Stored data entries
____________
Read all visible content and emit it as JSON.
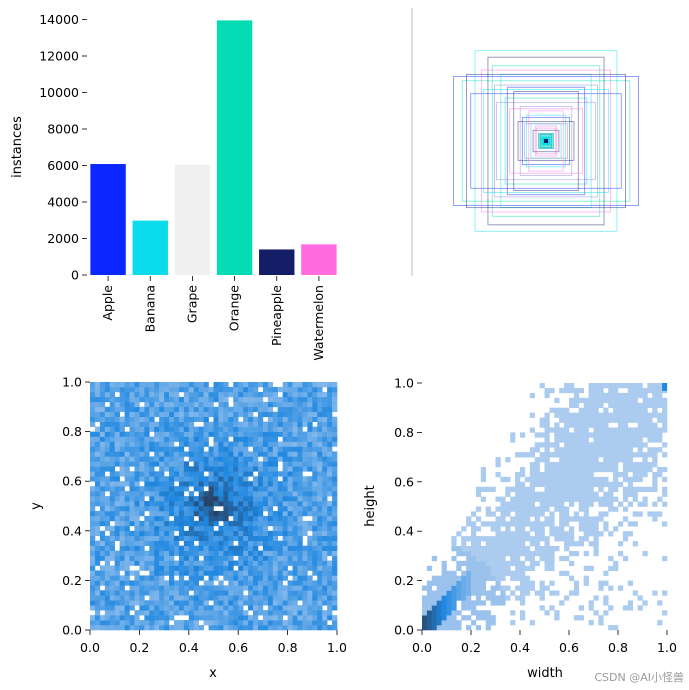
{
  "chart_data": [
    {
      "id": "class-bar",
      "type": "bar",
      "ylabel": "instances",
      "categories": [
        "Apple",
        "Banana",
        "Grape",
        "Orange",
        "Pineapple",
        "Watermelon"
      ],
      "values": [
        6080,
        2980,
        6040,
        13950,
        1400,
        1680
      ],
      "colors": [
        "#0a27ff",
        "#0bdcec",
        "#f0f0f0",
        "#02dbb4",
        "#131e66",
        "#ff6be1"
      ],
      "yticks": [
        0,
        2000,
        4000,
        6000,
        8000,
        10000,
        12000,
        14000
      ],
      "ytick_labels": [
        "0",
        "2000",
        "4000",
        "6000",
        "8000",
        "10000",
        "12000",
        "14000"
      ],
      "ylim": [
        0,
        14600
      ]
    },
    {
      "id": "box-overlay",
      "type": "scatter",
      "description_free": true,
      "palette": [
        "#0a27ff",
        "#0bdcec",
        "#02dbb4",
        "#131e66",
        "#ff6be1",
        "#8a7fe0"
      ],
      "box_sizes": [
        [
          0.86,
          0.6
        ],
        [
          0.66,
          0.84
        ],
        [
          0.78,
          0.56
        ],
        [
          0.54,
          0.78
        ],
        [
          0.6,
          0.66
        ],
        [
          0.48,
          0.52
        ],
        [
          0.7,
          0.44
        ],
        [
          0.42,
          0.62
        ],
        [
          0.38,
          0.4
        ],
        [
          0.3,
          0.46
        ],
        [
          0.34,
          0.3
        ],
        [
          0.24,
          0.32
        ],
        [
          0.22,
          0.22
        ],
        [
          0.18,
          0.24
        ],
        [
          0.14,
          0.16
        ],
        [
          0.12,
          0.1
        ],
        [
          0.09,
          0.12
        ],
        [
          0.07,
          0.07
        ],
        [
          0.05,
          0.06
        ],
        [
          0.04,
          0.04
        ],
        [
          0.03,
          0.03
        ],
        [
          0.26,
          0.18
        ],
        [
          0.16,
          0.28
        ],
        [
          0.46,
          0.36
        ],
        [
          0.36,
          0.5
        ],
        [
          0.58,
          0.48
        ],
        [
          0.5,
          0.7
        ],
        [
          0.74,
          0.62
        ],
        [
          0.1,
          0.14
        ],
        [
          0.2,
          0.16
        ]
      ]
    },
    {
      "id": "xy-hist",
      "type": "heatmap",
      "xlabel": "x",
      "ylabel": "y",
      "xlim": [
        0.0,
        1.0
      ],
      "ylim": [
        0.0,
        1.0
      ],
      "xticks": [
        "0.0",
        "0.2",
        "0.4",
        "0.6",
        "0.8",
        "1.0"
      ],
      "yticks": [
        "0.0",
        "0.2",
        "0.4",
        "0.6",
        "0.8",
        "1.0"
      ],
      "bins": 50,
      "center": [
        0.5,
        0.5
      ]
    },
    {
      "id": "wh-hist",
      "type": "heatmap",
      "xlabel": "width",
      "ylabel": "height",
      "xlim": [
        0.0,
        1.0
      ],
      "ylim": [
        0.0,
        1.0
      ],
      "xticks": [
        "0.0",
        "0.2",
        "0.4",
        "0.6",
        "0.8",
        "1.0"
      ],
      "yticks": [
        "0.0",
        "0.2",
        "0.4",
        "0.6",
        "0.8",
        "1.0"
      ],
      "bins": 50
    }
  ],
  "watermark": "CSDN @AI小怪兽"
}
____________
Your copy of the data should match it exactly, except that pictures are left out.

Exercise answer>
Read all visible content and emit it as JSON.
{
  "chart_data": [
    {
      "id": "class-bar",
      "type": "bar",
      "ylabel": "instances",
      "categories": [
        "Apple",
        "Banana",
        "Grape",
        "Orange",
        "Pineapple",
        "Watermelon"
      ],
      "values": [
        6080,
        2980,
        6040,
        13950,
        1400,
        1680
      ],
      "colors": [
        "#0a27ff",
        "#0bdcec",
        "#f0f0f0",
        "#02dbb4",
        "#131e66",
        "#ff6be1"
      ],
      "yticks": [
        0,
        2000,
        4000,
        6000,
        8000,
        10000,
        12000,
        14000
      ],
      "ytick_labels": [
        "0",
        "2000",
        "4000",
        "6000",
        "8000",
        "10000",
        "12000",
        "14000"
      ],
      "ylim": [
        0,
        14600
      ]
    },
    {
      "id": "box-overlay",
      "type": "scatter",
      "description_free": true,
      "palette": [
        "#0a27ff",
        "#0bdcec",
        "#02dbb4",
        "#131e66",
        "#ff6be1",
        "#8a7fe0"
      ],
      "box_sizes": [
        [
          0.86,
          0.6
        ],
        [
          0.66,
          0.84
        ],
        [
          0.78,
          0.56
        ],
        [
          0.54,
          0.78
        ],
        [
          0.6,
          0.66
        ],
        [
          0.48,
          0.52
        ],
        [
          0.7,
          0.44
        ],
        [
          0.42,
          0.62
        ],
        [
          0.38,
          0.4
        ],
        [
          0.3,
          0.46
        ],
        [
          0.34,
          0.3
        ],
        [
          0.24,
          0.32
        ],
        [
          0.22,
          0.22
        ],
        [
          0.18,
          0.24
        ],
        [
          0.14,
          0.16
        ],
        [
          0.12,
          0.1
        ],
        [
          0.09,
          0.12
        ],
        [
          0.07,
          0.07
        ],
        [
          0.05,
          0.06
        ],
        [
          0.04,
          0.04
        ],
        [
          0.03,
          0.03
        ],
        [
          0.26,
          0.18
        ],
        [
          0.16,
          0.28
        ],
        [
          0.46,
          0.36
        ],
        [
          0.36,
          0.5
        ],
        [
          0.58,
          0.48
        ],
        [
          0.5,
          0.7
        ],
        [
          0.74,
          0.62
        ],
        [
          0.1,
          0.14
        ],
        [
          0.2,
          0.16
        ]
      ]
    },
    {
      "id": "xy-hist",
      "type": "heatmap",
      "xlabel": "x",
      "ylabel": "y",
      "xlim": [
        0.0,
        1.0
      ],
      "ylim": [
        0.0,
        1.0
      ],
      "xticks": [
        "0.0",
        "0.2",
        "0.4",
        "0.6",
        "0.8",
        "1.0"
      ],
      "yticks": [
        "0.0",
        "0.2",
        "0.4",
        "0.6",
        "0.8",
        "1.0"
      ],
      "bins": 50,
      "center": [
        0.5,
        0.5
      ]
    },
    {
      "id": "wh-hist",
      "type": "heatmap",
      "xlabel": "width",
      "ylabel": "height",
      "xlim": [
        0.0,
        1.0
      ],
      "ylim": [
        0.0,
        1.0
      ],
      "xticks": [
        "0.0",
        "0.2",
        "0.4",
        "0.6",
        "0.8",
        "1.0"
      ],
      "yticks": [
        "0.0",
        "0.2",
        "0.4",
        "0.6",
        "0.8",
        "1.0"
      ],
      "bins": 50
    }
  ],
  "watermark": "CSDN @AI小怪兽"
}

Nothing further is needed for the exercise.